===== Bloque de texto
Infiniti vuelve a la carga con el QX65 2027, un coupé crossover que busca rescatar el espíritu del pionero FX. Sin embargo, esta vez la receta cambia: en lugar de ser un diseño rompedor, se basa en el QX60, primo del Nissan Pathfinder. El resultado es un coche estéticamente efectivo, con una caída de techo pronunciada y detalles que recuerdan al Murano, pero que no logra ocultar su condición de seguidor en un segmento dominado por el BMW X6.
Plataforma compartida y motorización: la base del Pathfinder 🚗
Bajo la carrocería, el QX65 utiliza la plataforma del QX60, lo que implica compartir el motor V6 de 3.5 litros con 295 caballos y una transmisión automática de nueve velocidades. La tracción total es de serie, pero la puesta a punto prioriza el confort sobre la deportividad. A diferencia del FX original, que montaba un V8 y chasis específico, este modelo se siente más como un Nissan con vestido de gala. La dirección es suave y la suspensión filtra bien, pero no esperes sensaciones de un verdadero coupé.
El FX original: el que sí sabía hacer ruido 🔥
El FX de 2003 fue un terremoto estético: parecía un alienígena en el concesionario. El QX65, en cambio, parece un chico aplicado que copia los deberes del X6 pero sin entender la lección. Sí, tiene una parrilla grande y faros divididos, pero al acelerar a fondo el motor suena como un aspirador de oficina. La nostalgia vende, pero cuando cierras la puerta y hueles a plástico duro, recuerdas que el legado del FX no se lleva en la sangre, solo en el catálogo de piezas compartidas.
==========
===== Conjunto de filas
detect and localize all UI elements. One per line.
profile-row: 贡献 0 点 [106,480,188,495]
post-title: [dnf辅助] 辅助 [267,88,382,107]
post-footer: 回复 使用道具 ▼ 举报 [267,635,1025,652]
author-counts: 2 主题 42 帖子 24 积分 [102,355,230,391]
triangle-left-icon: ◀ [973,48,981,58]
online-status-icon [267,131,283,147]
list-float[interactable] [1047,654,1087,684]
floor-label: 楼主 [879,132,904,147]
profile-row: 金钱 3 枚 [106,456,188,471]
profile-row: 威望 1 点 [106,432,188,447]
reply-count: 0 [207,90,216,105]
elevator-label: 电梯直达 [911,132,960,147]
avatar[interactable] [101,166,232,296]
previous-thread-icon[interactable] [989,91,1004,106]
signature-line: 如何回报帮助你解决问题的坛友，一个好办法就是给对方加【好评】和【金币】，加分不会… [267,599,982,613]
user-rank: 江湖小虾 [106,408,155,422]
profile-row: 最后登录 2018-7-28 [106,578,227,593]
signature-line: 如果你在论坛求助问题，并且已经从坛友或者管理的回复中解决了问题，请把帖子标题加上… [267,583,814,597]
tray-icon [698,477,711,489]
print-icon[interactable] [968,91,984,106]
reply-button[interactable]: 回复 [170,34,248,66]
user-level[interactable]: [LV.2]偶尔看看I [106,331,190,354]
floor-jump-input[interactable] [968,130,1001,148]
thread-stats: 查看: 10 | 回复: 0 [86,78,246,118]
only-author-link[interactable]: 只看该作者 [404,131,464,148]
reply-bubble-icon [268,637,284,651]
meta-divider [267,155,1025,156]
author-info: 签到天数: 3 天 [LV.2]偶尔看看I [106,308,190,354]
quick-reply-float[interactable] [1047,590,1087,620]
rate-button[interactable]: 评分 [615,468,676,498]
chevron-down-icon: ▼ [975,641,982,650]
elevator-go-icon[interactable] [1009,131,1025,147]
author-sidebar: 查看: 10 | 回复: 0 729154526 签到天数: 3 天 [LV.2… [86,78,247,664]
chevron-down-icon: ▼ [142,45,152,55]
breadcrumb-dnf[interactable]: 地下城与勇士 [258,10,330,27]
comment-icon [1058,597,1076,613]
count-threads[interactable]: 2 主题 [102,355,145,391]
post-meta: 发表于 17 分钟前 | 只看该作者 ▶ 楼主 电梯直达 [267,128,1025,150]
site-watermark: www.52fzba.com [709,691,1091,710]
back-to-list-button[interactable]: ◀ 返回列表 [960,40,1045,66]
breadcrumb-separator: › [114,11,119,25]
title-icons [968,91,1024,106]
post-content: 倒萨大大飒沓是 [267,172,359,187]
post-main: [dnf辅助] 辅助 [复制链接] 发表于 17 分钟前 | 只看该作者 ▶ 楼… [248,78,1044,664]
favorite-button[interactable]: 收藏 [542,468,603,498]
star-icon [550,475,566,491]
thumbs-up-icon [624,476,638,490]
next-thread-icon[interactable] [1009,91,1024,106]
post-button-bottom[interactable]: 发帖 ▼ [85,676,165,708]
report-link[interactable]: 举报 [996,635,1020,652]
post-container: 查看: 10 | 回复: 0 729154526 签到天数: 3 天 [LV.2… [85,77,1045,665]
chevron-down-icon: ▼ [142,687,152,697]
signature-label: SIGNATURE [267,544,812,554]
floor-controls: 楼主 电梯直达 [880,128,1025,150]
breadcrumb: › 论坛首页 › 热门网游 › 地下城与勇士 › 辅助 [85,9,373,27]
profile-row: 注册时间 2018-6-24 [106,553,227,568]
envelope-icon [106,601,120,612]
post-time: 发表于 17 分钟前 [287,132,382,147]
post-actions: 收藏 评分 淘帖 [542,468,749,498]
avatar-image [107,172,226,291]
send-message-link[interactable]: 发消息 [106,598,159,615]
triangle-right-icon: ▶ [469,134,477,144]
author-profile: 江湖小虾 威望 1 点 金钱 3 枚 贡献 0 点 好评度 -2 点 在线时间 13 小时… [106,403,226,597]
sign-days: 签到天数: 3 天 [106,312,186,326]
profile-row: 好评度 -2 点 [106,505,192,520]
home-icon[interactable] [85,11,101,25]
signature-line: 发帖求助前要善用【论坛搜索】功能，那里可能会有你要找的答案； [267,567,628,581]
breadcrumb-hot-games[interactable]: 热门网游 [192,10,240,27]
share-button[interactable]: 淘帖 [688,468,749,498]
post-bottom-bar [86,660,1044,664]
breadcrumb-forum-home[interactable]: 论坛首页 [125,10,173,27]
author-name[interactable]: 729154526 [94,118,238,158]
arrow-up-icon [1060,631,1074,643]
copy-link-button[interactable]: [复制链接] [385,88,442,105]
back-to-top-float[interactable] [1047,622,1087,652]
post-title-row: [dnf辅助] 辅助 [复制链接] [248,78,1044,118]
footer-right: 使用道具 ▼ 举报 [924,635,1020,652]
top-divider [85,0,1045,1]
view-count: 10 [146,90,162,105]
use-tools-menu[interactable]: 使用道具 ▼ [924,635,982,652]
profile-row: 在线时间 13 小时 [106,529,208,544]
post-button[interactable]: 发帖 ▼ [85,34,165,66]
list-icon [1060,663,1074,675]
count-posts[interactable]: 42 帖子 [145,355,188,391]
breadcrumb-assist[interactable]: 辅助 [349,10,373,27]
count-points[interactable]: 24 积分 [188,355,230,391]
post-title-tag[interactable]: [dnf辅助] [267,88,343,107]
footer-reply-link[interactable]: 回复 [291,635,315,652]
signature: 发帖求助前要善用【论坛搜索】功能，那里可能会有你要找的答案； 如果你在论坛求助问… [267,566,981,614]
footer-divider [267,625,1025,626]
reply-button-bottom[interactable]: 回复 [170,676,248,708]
==========
Enumere, sin repeticiones, todos los modelos de automóvil que se mencionan en el texto sobre el Infiniti QX65.

**Respuesta:**
- QX65
- FX
- QX60
- Nissan Pathfinder
- Murano
- BMW X6